#### Raw records ####
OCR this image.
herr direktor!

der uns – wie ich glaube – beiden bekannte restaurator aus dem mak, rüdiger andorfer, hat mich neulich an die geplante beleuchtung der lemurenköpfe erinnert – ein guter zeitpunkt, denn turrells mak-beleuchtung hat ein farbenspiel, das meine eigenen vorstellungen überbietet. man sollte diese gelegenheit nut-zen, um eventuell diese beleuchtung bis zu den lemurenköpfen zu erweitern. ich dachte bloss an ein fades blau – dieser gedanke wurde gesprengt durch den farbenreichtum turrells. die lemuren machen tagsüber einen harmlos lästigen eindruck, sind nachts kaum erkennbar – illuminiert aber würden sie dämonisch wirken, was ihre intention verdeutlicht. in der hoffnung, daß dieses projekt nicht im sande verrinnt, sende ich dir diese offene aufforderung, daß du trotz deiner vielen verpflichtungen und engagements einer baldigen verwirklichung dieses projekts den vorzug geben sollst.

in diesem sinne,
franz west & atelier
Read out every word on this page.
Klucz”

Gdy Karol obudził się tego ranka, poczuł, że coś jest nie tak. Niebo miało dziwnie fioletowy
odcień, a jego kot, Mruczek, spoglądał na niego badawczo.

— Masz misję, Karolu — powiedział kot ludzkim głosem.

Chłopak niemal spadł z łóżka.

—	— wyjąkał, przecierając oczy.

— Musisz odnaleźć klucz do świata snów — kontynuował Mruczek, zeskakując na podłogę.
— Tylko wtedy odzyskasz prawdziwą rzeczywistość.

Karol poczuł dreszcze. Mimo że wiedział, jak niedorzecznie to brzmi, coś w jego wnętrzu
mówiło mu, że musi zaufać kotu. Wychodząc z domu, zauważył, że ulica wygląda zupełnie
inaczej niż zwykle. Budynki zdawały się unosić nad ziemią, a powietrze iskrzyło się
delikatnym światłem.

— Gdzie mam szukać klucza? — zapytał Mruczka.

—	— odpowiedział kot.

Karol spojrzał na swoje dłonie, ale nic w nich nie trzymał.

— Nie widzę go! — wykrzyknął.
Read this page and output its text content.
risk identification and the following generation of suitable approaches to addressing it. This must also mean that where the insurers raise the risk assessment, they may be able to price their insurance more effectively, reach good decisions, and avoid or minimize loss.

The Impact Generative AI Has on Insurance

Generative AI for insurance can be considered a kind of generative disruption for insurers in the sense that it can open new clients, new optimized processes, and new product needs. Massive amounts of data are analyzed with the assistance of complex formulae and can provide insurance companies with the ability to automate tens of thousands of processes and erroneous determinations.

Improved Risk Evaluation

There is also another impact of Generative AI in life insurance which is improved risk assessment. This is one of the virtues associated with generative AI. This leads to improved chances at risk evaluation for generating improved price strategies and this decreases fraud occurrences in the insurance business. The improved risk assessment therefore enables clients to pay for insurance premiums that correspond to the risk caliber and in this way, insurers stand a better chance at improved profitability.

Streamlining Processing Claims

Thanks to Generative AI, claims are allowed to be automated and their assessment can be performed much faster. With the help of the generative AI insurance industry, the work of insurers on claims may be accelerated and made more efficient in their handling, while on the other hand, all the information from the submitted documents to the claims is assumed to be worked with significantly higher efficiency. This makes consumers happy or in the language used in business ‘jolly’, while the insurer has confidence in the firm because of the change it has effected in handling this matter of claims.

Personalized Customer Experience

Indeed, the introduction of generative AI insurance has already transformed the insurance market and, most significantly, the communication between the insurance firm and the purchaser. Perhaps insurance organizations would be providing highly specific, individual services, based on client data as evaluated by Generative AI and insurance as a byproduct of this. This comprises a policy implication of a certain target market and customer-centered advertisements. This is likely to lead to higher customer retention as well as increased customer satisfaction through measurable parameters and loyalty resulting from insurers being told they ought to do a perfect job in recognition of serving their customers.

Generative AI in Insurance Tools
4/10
####
**Problem requirements**
Extract all of the data shown above and repeat it verbatim.

**Reply**
OCR this image.
herr direktor!

der uns – wie ich glaube – beiden bekannte restaurator aus dem mak, rüdiger andorfer, hat mich neulich an die geplante beleuchtung der lemurenköpfe erinnert – ein guter zeitpunkt, denn turrells mak-beleuchtung hat ein farbenspiel, das meine eigenen vorstellungen überbietet. man sollte diese gelegenheit nut-zen, um eventuell diese beleuchtung bis zu den lemurenköpfen zu erweitern. ich dachte bloss an ein fades blau – dieser gedanke wurde gesprengt durch den farbenreichtum turrells. die lemuren machen tagsüber einen harmlos lästigen eindruck, sind nachts kaum erkennbar – illuminiert aber würden sie dämonisch wirken, was ihre intention verdeutlicht. in der hoffnung, daß dieses projekt nicht im sande verrinnt, sende ich dir diese offene aufforderung, daß du trotz deiner vielen verpflichtungen und engagements einer baldigen verwirklichung dieses projekts den vorzug geben sollst.

in diesem sinne,
franz west & atelier
Read out every word on this page.
Klucz”

Gdy Karol obudził się tego ranka, poczuł, że coś jest nie tak. Niebo miało dziwnie fioletowy
odcień, a jego kot, Mruczek, spoglądał na niego badawczo.

— Masz misję, Karolu — powiedział kot ludzkim głosem.

Chłopak niemal spadł z łóżka.

—	— wyjąkał, przecierając oczy.

— Musisz odnaleźć klucz do świata snów — kontynuował Mruczek, zeskakując na podłogę.
— Tylko wtedy odzyskasz prawdziwą rzeczywistość.

Karol poczuł dreszcze. Mimo że wiedział, jak niedorzecznie to brzmi, coś w jego wnętrzu
mówiło mu, że musi zaufać kotu. Wychodząc z domu, zauważył, że ulica wygląda zupełnie
inaczej niż zwykle. Budynki zdawały się unosić nad ziemią, a powietrze iskrzyło się
delikatnym światłem.

— Gdzie mam szukać klucza? — zapytał Mruczka.

—	— odpowiedział kot.

Karol spojrzał na swoje dłonie, ale nic w nich nie trzymał.

— Nie widzę go! — wykrzyknął.
Read this page and output its text content.
risk identification and the following generation of suitable approaches to addressing it. This must also mean that where the insurers raise the risk assessment, they may be able to price their insurance more effectively, reach good decisions, and avoid or minimize loss.

The Impact Generative AI Has on Insurance

Generative AI for insurance can be considered a kind of generative disruption for insurers in the sense that it can open new clients, new optimized processes, and new product needs. Massive amounts of data are analyzed with the assistance of complex formulae and can provide insurance companies with the ability to automate tens of thousands of processes and erroneous determinations.

Improved Risk Evaluation

There is also another impact of Generative AI in life insurance which is improved risk assessment. This is one of the virtues associated with generative AI. This leads to improved chances at risk evaluation for generating improved price strategies and this decreases fraud occurrences in the insurance business. The improved risk assessment therefore enables clients to pay for insurance premiums that correspond to the risk caliber and in this way, insurers stand a better chance at improved profitability.

Streamlining Processing Claims

Thanks to Generative AI, claims are allowed to be automated and their assessment can be performed much faster. With the help of the generative AI insurance industry, the work of insurers on claims may be accelerated and made more efficient in their handling, while on the other hand, all the information from the submitted documents to the claims is assumed to be worked with significantly higher efficiency. This makes consumers happy or in the language used in business ‘jolly’, while the insurer has confidence in the firm because of the change it has effected in handling this matter of claims.

Personalized Customer Experience

Indeed, the introduction of generative AI insurance has already transformed the insurance market and, most significantly, the communication between the insurance firm and the purchaser. Perhaps insurance organizations would be providing highly specific, individual services, based on client data as evaluated by Generative AI and insurance as a byproduct of this. This comprises a policy implication of a certain target market and customer-centered advertisements. This is likely to lead to higher customer retention as well as increased customer satisfaction through measurable parameters and loyalty resulting from insurers being told they ought to do a perfect job in recognition of serving their customers.

Generative AI in Insurance Tools
4/10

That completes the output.